[Collected data entries]
● ● ● ● ●

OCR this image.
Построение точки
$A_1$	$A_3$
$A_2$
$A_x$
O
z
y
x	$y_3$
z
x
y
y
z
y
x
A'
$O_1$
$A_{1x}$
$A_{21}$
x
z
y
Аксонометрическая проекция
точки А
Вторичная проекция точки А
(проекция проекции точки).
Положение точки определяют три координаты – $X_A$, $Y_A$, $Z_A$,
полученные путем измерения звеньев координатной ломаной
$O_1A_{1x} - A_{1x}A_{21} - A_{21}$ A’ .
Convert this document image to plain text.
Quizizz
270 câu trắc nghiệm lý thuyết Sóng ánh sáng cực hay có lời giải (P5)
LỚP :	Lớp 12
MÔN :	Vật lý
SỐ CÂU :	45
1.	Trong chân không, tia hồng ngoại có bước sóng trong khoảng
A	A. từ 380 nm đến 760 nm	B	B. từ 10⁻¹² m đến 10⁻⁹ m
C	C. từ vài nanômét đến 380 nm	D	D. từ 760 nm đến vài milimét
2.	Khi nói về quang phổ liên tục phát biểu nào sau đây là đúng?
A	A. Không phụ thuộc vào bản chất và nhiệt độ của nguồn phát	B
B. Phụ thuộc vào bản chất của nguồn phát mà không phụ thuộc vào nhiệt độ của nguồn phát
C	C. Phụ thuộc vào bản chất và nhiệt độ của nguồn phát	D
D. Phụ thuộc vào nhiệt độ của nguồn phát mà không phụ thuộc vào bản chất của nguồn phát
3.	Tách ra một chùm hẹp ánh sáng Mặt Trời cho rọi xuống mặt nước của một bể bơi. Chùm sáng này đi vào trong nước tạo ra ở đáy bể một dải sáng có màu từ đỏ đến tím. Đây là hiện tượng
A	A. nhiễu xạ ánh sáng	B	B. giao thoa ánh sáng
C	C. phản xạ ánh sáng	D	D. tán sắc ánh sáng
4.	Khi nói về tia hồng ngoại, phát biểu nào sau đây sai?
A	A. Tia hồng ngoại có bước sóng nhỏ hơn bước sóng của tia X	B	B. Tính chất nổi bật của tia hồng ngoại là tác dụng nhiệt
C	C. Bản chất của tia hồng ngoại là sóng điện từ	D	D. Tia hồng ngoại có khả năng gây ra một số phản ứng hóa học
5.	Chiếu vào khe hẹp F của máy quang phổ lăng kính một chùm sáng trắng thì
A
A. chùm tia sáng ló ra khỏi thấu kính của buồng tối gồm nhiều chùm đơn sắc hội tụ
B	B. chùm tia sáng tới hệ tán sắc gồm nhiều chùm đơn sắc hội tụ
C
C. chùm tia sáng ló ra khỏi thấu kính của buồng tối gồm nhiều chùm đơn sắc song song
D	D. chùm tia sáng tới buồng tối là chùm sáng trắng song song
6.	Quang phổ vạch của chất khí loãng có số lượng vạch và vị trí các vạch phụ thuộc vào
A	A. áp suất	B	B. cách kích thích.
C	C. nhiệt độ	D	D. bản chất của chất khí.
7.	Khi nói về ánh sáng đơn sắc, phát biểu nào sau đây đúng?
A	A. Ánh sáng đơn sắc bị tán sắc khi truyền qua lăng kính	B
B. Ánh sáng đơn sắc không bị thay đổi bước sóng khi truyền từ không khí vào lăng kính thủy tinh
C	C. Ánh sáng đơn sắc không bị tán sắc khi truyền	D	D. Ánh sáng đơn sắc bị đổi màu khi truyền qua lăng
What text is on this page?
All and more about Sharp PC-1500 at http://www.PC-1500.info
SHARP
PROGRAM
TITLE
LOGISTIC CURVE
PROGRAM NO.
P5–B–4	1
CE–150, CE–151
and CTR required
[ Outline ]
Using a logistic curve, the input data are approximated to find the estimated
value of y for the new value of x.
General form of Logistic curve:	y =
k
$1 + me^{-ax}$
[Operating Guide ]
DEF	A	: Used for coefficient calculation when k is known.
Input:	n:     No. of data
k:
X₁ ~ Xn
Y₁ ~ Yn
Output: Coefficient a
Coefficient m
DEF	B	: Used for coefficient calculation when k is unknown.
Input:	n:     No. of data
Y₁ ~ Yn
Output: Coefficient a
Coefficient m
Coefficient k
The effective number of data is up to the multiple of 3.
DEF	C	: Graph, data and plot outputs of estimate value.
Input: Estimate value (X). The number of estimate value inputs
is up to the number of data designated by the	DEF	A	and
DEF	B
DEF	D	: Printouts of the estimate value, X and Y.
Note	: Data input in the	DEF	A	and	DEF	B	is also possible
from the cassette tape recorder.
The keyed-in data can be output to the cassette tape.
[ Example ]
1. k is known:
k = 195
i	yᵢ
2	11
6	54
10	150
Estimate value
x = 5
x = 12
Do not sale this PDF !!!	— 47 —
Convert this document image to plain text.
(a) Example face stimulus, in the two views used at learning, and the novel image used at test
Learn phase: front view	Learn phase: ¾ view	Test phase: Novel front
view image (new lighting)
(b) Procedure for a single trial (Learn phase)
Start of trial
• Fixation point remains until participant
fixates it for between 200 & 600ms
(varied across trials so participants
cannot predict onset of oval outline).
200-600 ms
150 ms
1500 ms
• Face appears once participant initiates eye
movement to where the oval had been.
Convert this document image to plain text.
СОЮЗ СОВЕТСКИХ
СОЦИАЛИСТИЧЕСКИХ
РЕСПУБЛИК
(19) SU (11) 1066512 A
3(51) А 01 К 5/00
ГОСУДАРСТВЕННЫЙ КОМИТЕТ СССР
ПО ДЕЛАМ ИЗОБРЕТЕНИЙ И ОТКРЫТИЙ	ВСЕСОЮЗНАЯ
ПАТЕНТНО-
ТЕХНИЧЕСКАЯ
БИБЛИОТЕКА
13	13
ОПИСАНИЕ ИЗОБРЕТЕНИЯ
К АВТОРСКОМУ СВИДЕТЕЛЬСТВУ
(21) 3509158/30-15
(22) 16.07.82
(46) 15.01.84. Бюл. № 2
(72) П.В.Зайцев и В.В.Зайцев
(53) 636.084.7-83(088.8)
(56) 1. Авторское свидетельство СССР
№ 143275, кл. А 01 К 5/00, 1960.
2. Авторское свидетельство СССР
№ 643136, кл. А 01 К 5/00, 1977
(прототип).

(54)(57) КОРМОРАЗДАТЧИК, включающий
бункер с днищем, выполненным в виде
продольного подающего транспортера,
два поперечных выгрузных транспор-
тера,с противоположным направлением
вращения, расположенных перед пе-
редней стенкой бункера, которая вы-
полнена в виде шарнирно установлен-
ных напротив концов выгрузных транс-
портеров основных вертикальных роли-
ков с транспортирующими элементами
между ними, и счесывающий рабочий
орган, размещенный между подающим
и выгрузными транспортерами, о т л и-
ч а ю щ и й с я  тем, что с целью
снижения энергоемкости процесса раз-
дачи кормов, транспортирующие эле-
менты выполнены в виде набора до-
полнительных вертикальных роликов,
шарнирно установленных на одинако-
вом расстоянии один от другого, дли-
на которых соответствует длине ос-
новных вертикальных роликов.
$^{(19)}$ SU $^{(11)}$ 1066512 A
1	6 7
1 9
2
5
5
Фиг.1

● ● ● ● ●

Short task -
Take the entries above and copy them out exactly.

Task output -
OCR this image.
Построение точки
$A_1$	$A_3$
$A_2$
$A_x$
O
z
y
x	$y_3$
z
x
y
y
z
y
x
A'
$O_1$
$A_{1x}$
$A_{21}$
x
z
y
Аксонометрическая проекция
точки А
Вторичная проекция точки А
(проекция проекции точки).
Положение точки определяют три координаты – $X_A$, $Y_A$, $Z_A$,
полученные путем измерения звеньев координатной ломаной
$O_1A_{1x} - A_{1x}A_{21} - A_{21}$ A’ .
Convert this document image to plain text.
Quizizz
270 câu trắc nghiệm lý thuyết Sóng ánh sáng cực hay có lời giải (P5)
LỚP :	Lớp 12
MÔN :	Vật lý
SỐ CÂU :	45
1.	Trong chân không, tia hồng ngoại có bước sóng trong khoảng
A	A. từ 380 nm đến 760 nm	B	B. từ 10⁻¹² m đến 10⁻⁹ m
C	C. từ vài nanômét đến 380 nm	D	D. từ 760 nm đến vài milimét
2.	Khi nói về quang phổ liên tục phát biểu nào sau đây là đúng?
A	A. Không phụ thuộc vào bản chất và nhiệt độ của nguồn phát	B
B. Phụ thuộc vào bản chất của nguồn phát mà không phụ thuộc vào nhiệt độ của nguồn phát
C	C. Phụ thuộc vào bản chất và nhiệt độ của nguồn phát	D
D. Phụ thuộc vào nhiệt độ của nguồn phát mà không phụ thuộc vào bản chất của nguồn phát
3.	Tách ra một chùm hẹp ánh sáng Mặt Trời cho rọi xuống mặt nước của một bể bơi. Chùm sáng này đi vào trong nước tạo ra ở đáy bể một dải sáng có màu từ đỏ đến tím. Đây là hiện tượng
A	A. nhiễu xạ ánh sáng	B	B. giao thoa ánh sáng
C	C. phản xạ ánh sáng	D	D. tán sắc ánh sáng
4.	Khi nói về tia hồng ngoại, phát biểu nào sau đây sai?
A	A. Tia hồng ngoại có bước sóng nhỏ hơn bước sóng của tia X	B	B. Tính chất nổi bật của tia hồng ngoại là tác dụng nhiệt
C	C. Bản chất của tia hồng ngoại là sóng điện từ	D	D. Tia hồng ngoại có khả năng gây ra một số phản ứng hóa học
5.	Chiếu vào khe hẹp F của máy quang phổ lăng kính một chùm sáng trắng thì
A
A. chùm tia sáng ló ra khỏi thấu kính của buồng tối gồm nhiều chùm đơn sắc hội tụ
B	B. chùm tia sáng tới hệ tán sắc gồm nhiều chùm đơn sắc hội tụ
C
C. chùm tia sáng ló ra khỏi thấu kính của buồng tối gồm nhiều chùm đơn sắc song song
D	D. chùm tia sáng tới buồng tối là chùm sáng trắng song song
6.	Quang phổ vạch của chất khí loãng có số lượng vạch và vị trí các vạch phụ thuộc vào
A	A. áp suất	B	B. cách kích thích.
C	C. nhiệt độ	D	D. bản chất của chất khí.
7.	Khi nói về ánh sáng đơn sắc, phát biểu nào sau đây đúng?
A	A. Ánh sáng đơn sắc bị tán sắc khi truyền qua lăng kính	B
B. Ánh sáng đơn sắc không bị thay đổi bước sóng khi truyền từ không khí vào lăng kính thủy tinh
C	C. Ánh sáng đơn sắc không bị tán sắc khi truyền	D	D. Ánh sáng đơn sắc bị đổi màu khi truyền qua lăng
What text is on this page?
All and more about Sharp PC-1500 at http://www.PC-1500.info
SHARP
PROGRAM
TITLE
LOGISTIC CURVE
PROGRAM NO.
P5–B–4	1
CE–150, CE–151
and CTR required
[ Outline ]
Using a logistic curve, the input data are approximated to find the estimated
value of y for the new value of x.
General form of Logistic curve:	y =
k
$1 + me^{-ax}$
[Operating Guide ]
DEF	A	: Used for coefficient calculation when k is known.
Input:	n:     No. of data
k:
X₁ ~ Xn
Y₁ ~ Yn
Output: Coefficient a
Coefficient m
DEF	B	: Used for coefficient calculation when k is unknown.
Input:	n:     No. of data
Y₁ ~ Yn
Output: Coefficient a
Coefficient m
Coefficient k
The effective number of data is up to the multiple of 3.
DEF	C	: Graph, data and plot outputs of estimate value.
Input: Estimate value (X). The number of estimate value inputs
is up to the number of data designated by the	DEF	A	and
DEF	B
DEF	D	: Printouts of the estimate value, X and Y.
Note	: Data input in the	DEF	A	and	DEF	B	is also possible
from the cassette tape recorder.
The keyed-in data can be output to the cassette tape.
[ Example ]
1. k is known:
k = 195
i	yᵢ
2	11
6	54
10	150
Estimate value
x = 5
x = 12
Do not sale this PDF !!!	— 47 —
Convert this document image to plain text.
(a) Example face stimulus, in the two views used at learning, and the novel image used at test
Learn phase: front view	Learn phase: ¾ view	Test phase: Novel front
view image (new lighting)
(b) Procedure for a single trial (Learn phase)
Start of trial
• Fixation point remains until participant
fixates it for between 200 & 600ms
(varied across trials so participants
cannot predict onset of oval outline).
200-600 ms
150 ms
1500 ms
• Face appears once participant initiates eye
movement to where the oval had been.
Convert this document image to plain text.
СОЮЗ СОВЕТСКИХ
СОЦИАЛИСТИЧЕСКИХ
РЕСПУБЛИК
(19) SU (11) 1066512 A
3(51) А 01 К 5/00
ГОСУДАРСТВЕННЫЙ КОМИТЕТ СССР
ПО ДЕЛАМ ИЗОБРЕТЕНИЙ И ОТКРЫТИЙ	ВСЕСОЮЗНАЯ
ПАТЕНТНО-
ТЕХНИЧЕСКАЯ
БИБЛИОТЕКА
13	13
ОПИСАНИЕ ИЗОБРЕТЕНИЯ
К АВТОРСКОМУ СВИДЕТЕЛЬСТВУ
(21) 3509158/30-15
(22) 16.07.82
(46) 15.01.84. Бюл. № 2
(72) П.В.Зайцев и В.В.Зайцев
(53) 636.084.7-83(088.8)
(56) 1. Авторское свидетельство СССР
№ 143275, кл. А 01 К 5/00, 1960.
2. Авторское свидетельство СССР
№ 643136, кл. А 01 К 5/00, 1977
(прототип).

(54)(57) КОРМОРАЗДАТЧИК, включающий
бункер с днищем, выполненным в виде
продольного подающего транспортера,
два поперечных выгрузных транспор-
тера,с противоположным направлением
вращения, расположенных перед пе-
редней стенкой бункера, которая вы-
полнена в виде шарнирно установлен-
ных напротив концов выгрузных транс-
портеров основных вертикальных роли-
ков с транспортирующими элементами
между ними, и счесывающий рабочий
орган, размещенный между подающим
и выгрузными транспортерами, о т л и-
ч а ю щ и й с я  тем, что с целью
снижения энергоемкости процесса раз-
дачи кормов, транспортирующие эле-
менты выполнены в виде набора до-
полнительных вертикальных роликов,
шарнирно установленных на одинако-
вом расстоянии один от другого, дли-
на которых соответствует длине ос-
новных вертикальных роликов.
$^{(19)}$ SU $^{(11)}$ 1066512 A
1	6 7
1 9
2
5
5
Фиг.1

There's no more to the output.